## BEGIN

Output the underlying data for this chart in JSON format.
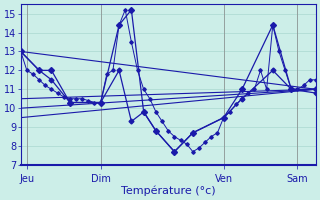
{
  "title": "Température (°c)",
  "background_color": "#cceee8",
  "grid_color": "#aad8d0",
  "line_color": "#1a1aaa",
  "ylim": [
    7,
    15.5
  ],
  "yticks": [
    7,
    8,
    9,
    10,
    11,
    12,
    13,
    14,
    15
  ],
  "xlim": [
    0,
    48
  ],
  "day_ticks": [
    1,
    13,
    33,
    45
  ],
  "day_labels": [
    "Jeu",
    "Dim",
    "Ven",
    "Sam"
  ],
  "day_vlines": [
    1,
    13,
    33,
    45
  ],
  "minor_tick_positions": [
    1,
    2,
    3,
    4,
    5,
    6,
    7,
    8,
    9,
    10,
    11,
    12,
    13,
    14,
    15,
    16,
    17,
    18,
    19,
    20,
    21,
    22,
    23,
    24,
    25,
    26,
    27,
    28,
    29,
    30,
    31,
    32,
    33,
    34,
    35,
    36,
    37,
    38,
    39,
    40,
    41,
    42,
    43,
    44,
    45,
    46,
    47
  ],
  "series_dense_x": [
    0,
    1,
    2,
    3,
    4,
    5,
    6,
    7,
    8,
    9,
    10,
    11,
    12,
    13,
    14,
    15,
    16,
    17,
    18,
    19,
    20,
    21,
    22,
    23,
    24,
    25,
    26,
    27,
    28,
    29,
    30,
    31,
    32,
    33,
    34,
    35,
    36,
    37,
    38,
    39,
    40,
    41,
    42,
    43,
    44,
    45,
    46,
    47,
    48
  ],
  "series_dense_y": [
    13.0,
    12.0,
    11.8,
    11.5,
    11.2,
    11.0,
    10.8,
    10.6,
    10.5,
    10.5,
    10.5,
    10.4,
    10.3,
    10.3,
    11.8,
    12.0,
    14.4,
    15.2,
    13.5,
    12.0,
    11.0,
    10.5,
    9.8,
    9.3,
    8.8,
    8.5,
    8.3,
    8.1,
    7.7,
    7.9,
    8.2,
    8.5,
    8.7,
    9.5,
    9.8,
    10.2,
    10.5,
    10.8,
    11.0,
    12.0,
    11.0,
    14.4,
    13.0,
    12.0,
    11.0,
    11.0,
    11.2,
    11.5,
    11.5
  ],
  "series_spiky_x": [
    0,
    3,
    5,
    8,
    13,
    16,
    18,
    20,
    22,
    25,
    28,
    33,
    36,
    41,
    44,
    48
  ],
  "series_spiky_y": [
    13.0,
    12.0,
    12.0,
    10.3,
    10.3,
    14.4,
    15.2,
    9.8,
    8.8,
    7.7,
    8.7,
    9.5,
    11.0,
    14.4,
    11.0,
    11.0
  ],
  "series_low_x": [
    0,
    3,
    5,
    8,
    13,
    16,
    18,
    20,
    22,
    25,
    28,
    33,
    36,
    41,
    44,
    48
  ],
  "series_low_y": [
    13.0,
    12.0,
    11.5,
    10.3,
    10.3,
    12.0,
    9.3,
    9.8,
    8.8,
    7.7,
    8.7,
    9.5,
    10.5,
    12.0,
    11.0,
    10.8
  ],
  "trend1_x": [
    0,
    48
  ],
  "trend1_y": [
    13.0,
    11.0
  ],
  "trend2_x": [
    0,
    48
  ],
  "trend2_y": [
    10.5,
    11.0
  ],
  "trend3_x": [
    0,
    48
  ],
  "trend3_y": [
    10.0,
    11.0
  ],
  "trend4_x": [
    0,
    48
  ],
  "trend4_y": [
    9.5,
    11.0
  ]
}
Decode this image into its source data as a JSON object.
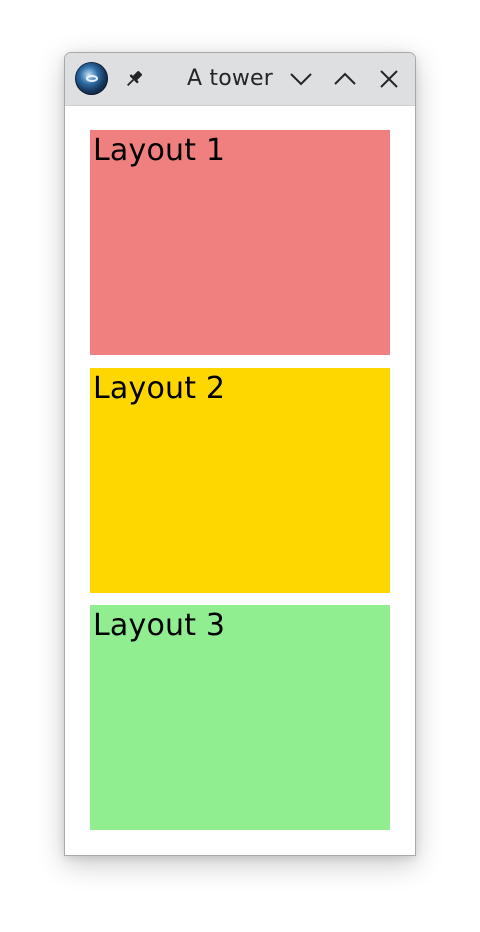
{
  "window": {
    "title": "A tower",
    "buttons": {
      "pin": "pin-icon",
      "minimize": "chevron-down-icon",
      "maximize": "chevron-up-icon",
      "close": "close-icon"
    }
  },
  "layouts": [
    {
      "label": "Layout 1",
      "color": "#f08080"
    },
    {
      "label": "Layout 2",
      "color": "#ffd700"
    },
    {
      "label": "Layout 3",
      "color": "#90ee90"
    }
  ]
}
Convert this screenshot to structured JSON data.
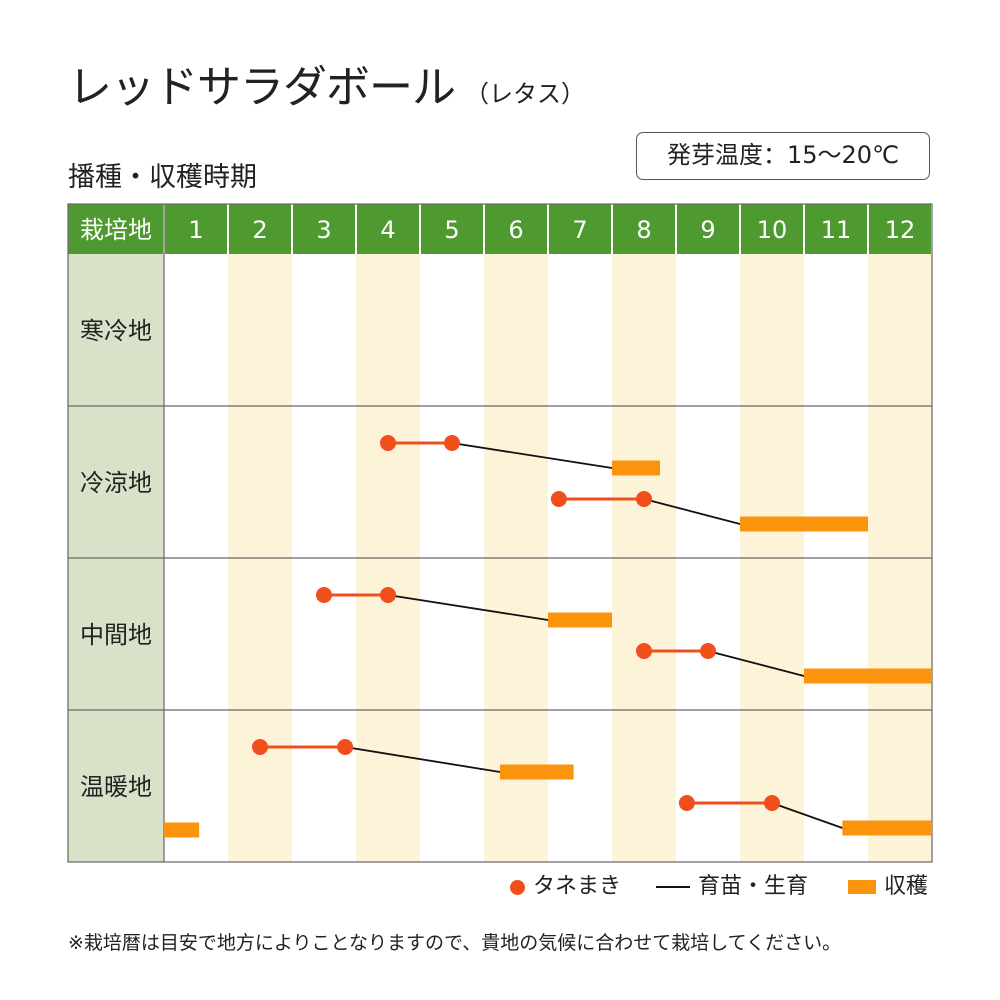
{
  "title": "レッドサラダボール",
  "subtitle": "（レタス）",
  "section_title": "播種・収穫時期",
  "germination_temp": "発芽温度：15〜20℃",
  "footnote": "※栽培暦は目安で地方によりことなりますので、貴地の気候に合わせて栽培してください。",
  "legend": {
    "sowing": "タネまき",
    "seedling": "育苗・生育",
    "harvest": "収穫"
  },
  "colors": {
    "header_bg": "#4e9a31",
    "header_text": "#ffffff",
    "region_bg": "#d9e2c8",
    "stripe": "#fdf3d8",
    "sowing": "#f04e1a",
    "seedling": "#111111",
    "harvest": "#fb930c",
    "grid": "#666666"
  },
  "chart_data": {
    "type": "gantt",
    "header_label": "栽培地",
    "months": [
      "1",
      "2",
      "3",
      "4",
      "5",
      "6",
      "7",
      "8",
      "9",
      "10",
      "11",
      "12"
    ],
    "regions": [
      {
        "name": "寒冷地",
        "schedules": []
      },
      {
        "name": "冷涼地",
        "schedules": [
          {
            "sowing": [
              4.0,
              5.0
            ],
            "harvest": [
              7.5,
              8.25
            ]
          },
          {
            "sowing": [
              6.67,
              8.0
            ],
            "harvest": [
              9.5,
              11.5
            ]
          }
        ]
      },
      {
        "name": "中間地",
        "schedules": [
          {
            "sowing": [
              3.0,
              4.0
            ],
            "harvest": [
              6.5,
              7.5
            ]
          },
          {
            "sowing": [
              8.0,
              9.0
            ],
            "harvest": [
              10.5,
              12.5
            ]
          }
        ]
      },
      {
        "name": "温暖地",
        "schedules": [
          {
            "sowing": [
              2.0,
              3.33
            ],
            "harvest": [
              5.75,
              6.9
            ]
          },
          {
            "sowing": [
              8.67,
              10.0
            ],
            "harvest": [
              11.1,
              13.0
            ]
          },
          {
            "sowing": null,
            "harvest": [
              0.5,
              1.05
            ]
          }
        ]
      }
    ]
  }
}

## END

--- YOUR GOAL ---
Reproduce every record word for word. The copy must contain no pictures.

--- SOLUTION FOR THIS PROBLEM ---
Output the underlying data for this chart in JSON format.
{
  "title": "Température (°c)",
  "background_color": "#cceee8",
  "grid_color": "#aad8d0",
  "line_color": "#1a1aaa",
  "ylim": [
    7,
    15.5
  ],
  "yticks": [
    7,
    8,
    9,
    10,
    11,
    12,
    13,
    14,
    15
  ],
  "xlim": [
    0,
    48
  ],
  "day_ticks": [
    1,
    13,
    33,
    45
  ],
  "day_labels": [
    "Jeu",
    "Dim",
    "Ven",
    "Sam"
  ],
  "day_vlines": [
    1,
    13,
    33,
    45
  ],
  "minor_tick_positions": [
    1,
    2,
    3,
    4,
    5,
    6,
    7,
    8,
    9,
    10,
    11,
    12,
    13,
    14,
    15,
    16,
    17,
    18,
    19,
    20,
    21,
    22,
    23,
    24,
    25,
    26,
    27,
    28,
    29,
    30,
    31,
    32,
    33,
    34,
    35,
    36,
    37,
    38,
    39,
    40,
    41,
    42,
    43,
    44,
    45,
    46,
    47
  ],
  "series_dense_x": [
    0,
    1,
    2,
    3,
    4,
    5,
    6,
    7,
    8,
    9,
    10,
    11,
    12,
    13,
    14,
    15,
    16,
    17,
    18,
    19,
    20,
    21,
    22,
    23,
    24,
    25,
    26,
    27,
    28,
    29,
    30,
    31,
    32,
    33,
    34,
    35,
    36,
    37,
    38,
    39,
    40,
    41,
    42,
    43,
    44,
    45,
    46,
    47,
    48
  ],
  "series_dense_y": [
    13.0,
    12.0,
    11.8,
    11.5,
    11.2,
    11.0,
    10.8,
    10.6,
    10.5,
    10.5,
    10.5,
    10.4,
    10.3,
    10.3,
    11.8,
    12.0,
    14.4,
    15.2,
    13.5,
    12.0,
    11.0,
    10.5,
    9.8,
    9.3,
    8.8,
    8.5,
    8.3,
    8.1,
    7.7,
    7.9,
    8.2,
    8.5,
    8.7,
    9.5,
    9.8,
    10.2,
    10.5,
    10.8,
    11.0,
    12.0,
    11.0,
    14.4,
    13.0,
    12.0,
    11.0,
    11.0,
    11.2,
    11.5,
    11.5
  ],
  "series_spiky_x": [
    0,
    3,
    5,
    8,
    13,
    16,
    18,
    20,
    22,
    25,
    28,
    33,
    36,
    41,
    44,
    48
  ],
  "series_spiky_y": [
    13.0,
    12.0,
    12.0,
    10.3,
    10.3,
    14.4,
    15.2,
    9.8,
    8.8,
    7.7,
    8.7,
    9.5,
    11.0,
    14.4,
    11.0,
    11.0
  ],
  "series_low_x": [
    0,
    3,
    5,
    8,
    13,
    16,
    18,
    20,
    22,
    25,
    28,
    33,
    36,
    41,
    44,
    48
  ],
  "series_low_y": [
    13.0,
    12.0,
    11.5,
    10.3,
    10.3,
    12.0,
    9.3,
    9.8,
    8.8,
    7.7,
    8.7,
    9.5,
    10.5,
    12.0,
    11.0,
    10.8
  ],
  "trend1_x": [
    0,
    48
  ],
  "trend1_y": [
    13.0,
    11.0
  ],
  "trend2_x": [
    0,
    48
  ],
  "trend2_y": [
    10.5,
    11.0
  ],
  "trend3_x": [
    0,
    48
  ],
  "trend3_y": [
    10.0,
    11.0
  ],
  "trend4_x": [
    0,
    48
  ],
  "trend4_y": [
    9.5,
    11.0
  ]
}
Decode this image into its source data as a JSON object.
{
  "window": {
    "title": "A tower",
    "buttons": {
      "pin": "pin-icon",
      "minimize": "chevron-down-icon",
      "maximize": "chevron-up-icon",
      "close": "close-icon"
    }
  },
  "layouts": [
    {
      "label": "Layout 1",
      "color": "#f08080"
    },
    {
      "label": "Layout 2",
      "color": "#ffd700"
    },
    {
      "label": "Layout 3",
      "color": "#90ee90"
    }
  ]
}
Convert this screenshot to structured JSON data.
{
  "title": "レッドサラダボール",
  "subtitle": "（レタス）",
  "section_title": "播種・収穫時期",
  "germination_temp": "発芽温度：15〜20℃",
  "footnote": "※栽培暦は目安で地方によりことなりますので、貴地の気候に合わせて栽培してください。",
  "legend": {
    "sowing": "タネまき",
    "seedling": "育苗・生育",
    "harvest": "収穫"
  },
  "colors": {
    "header_bg": "#4e9a31",
    "header_text": "#ffffff",
    "region_bg": "#d9e2c8",
    "stripe": "#fdf3d8",
    "sowing": "#f04e1a",
    "seedling": "#111111",
    "harvest": "#fb930c",
    "grid": "#666666"
  },
  "chart_data": {
    "type": "gantt",
    "header_label": "栽培地",
    "months": [
      "1",
      "2",
      "3",
      "4",
      "5",
      "6",
      "7",
      "8",
      "9",
      "10",
      "11",
      "12"
    ],
    "regions": [
      {
        "name": "寒冷地",
        "schedules": []
      },
      {
        "name": "冷涼地",
        "schedules": [
          {
            "sowing": [
              4.0,
              5.0
            ],
            "harvest": [
              7.5,
              8.25
            ]
          },
          {
            "sowing": [
              6.67,
              8.0
            ],
            "harvest": [
              9.5,
              11.5
            ]
          }
        ]
      },
      {
        "name": "中間地",
        "schedules": [
          {
            "sowing": [
              3.0,
              4.0
            ],
            "harvest": [
              6.5,
              7.5
            ]
          },
          {
            "sowing": [
              8.0,
              9.0
            ],
            "harvest": [
              10.5,
              12.5
            ]
          }
        ]
      },
      {
        "name": "温暖地",
        "schedules": [
          {
            "sowing": [
              2.0,
              3.33
            ],
            "harvest": [
              5.75,
              6.9
            ]
          },
          {
            "sowing": [
              8.67,
              10.0
            ],
            "harvest": [
              11.1,
              13.0
            ]
          },
          {
            "sowing": null,
            "harvest": [
              0.5,
              1.05
            ]
          }
        ]
      }
    ]
  }
}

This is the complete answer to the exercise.